*WRITTEN TASK:* A line counts if it contains the string "that"; say how many such lines there are, giving only the number.

(Recorded data)
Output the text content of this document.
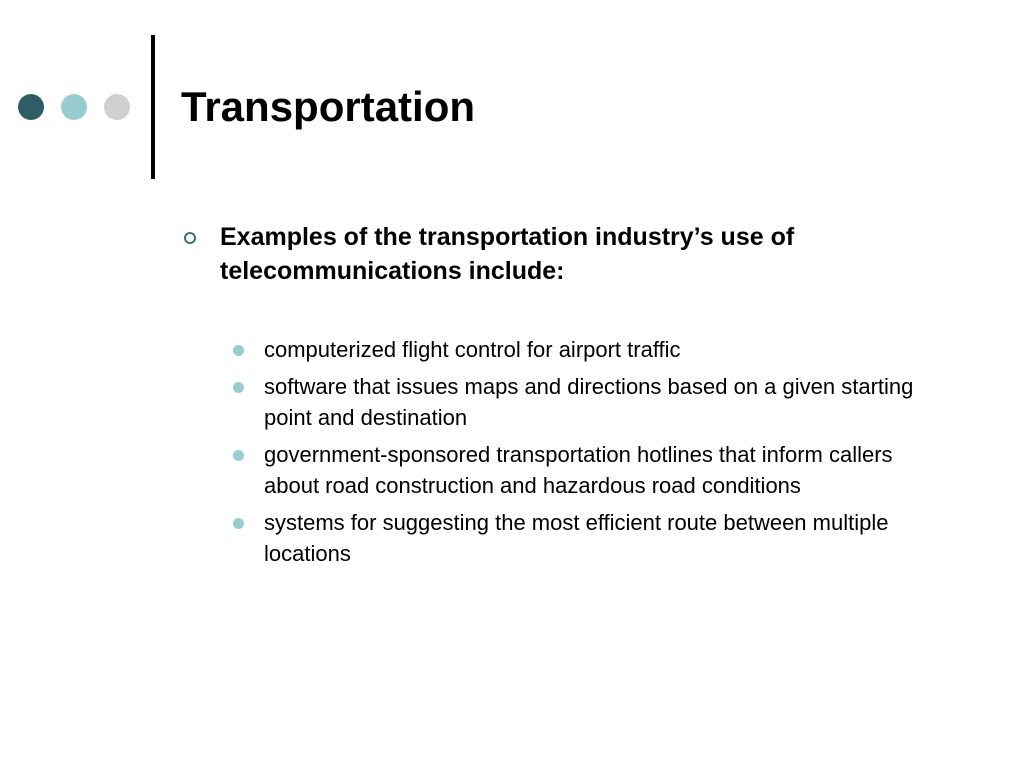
Transportation

Examples of the transportation industry’s use of telecommunications include:

computerized flight control for airport traffic
software that issues maps and directions based on a given starting point and destination
government-sponsored transportation hotlines that inform callers about road construction and hazardous road conditions
systems for suggesting the most efficient route between multiple locations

*TASK OUTPUT:* 2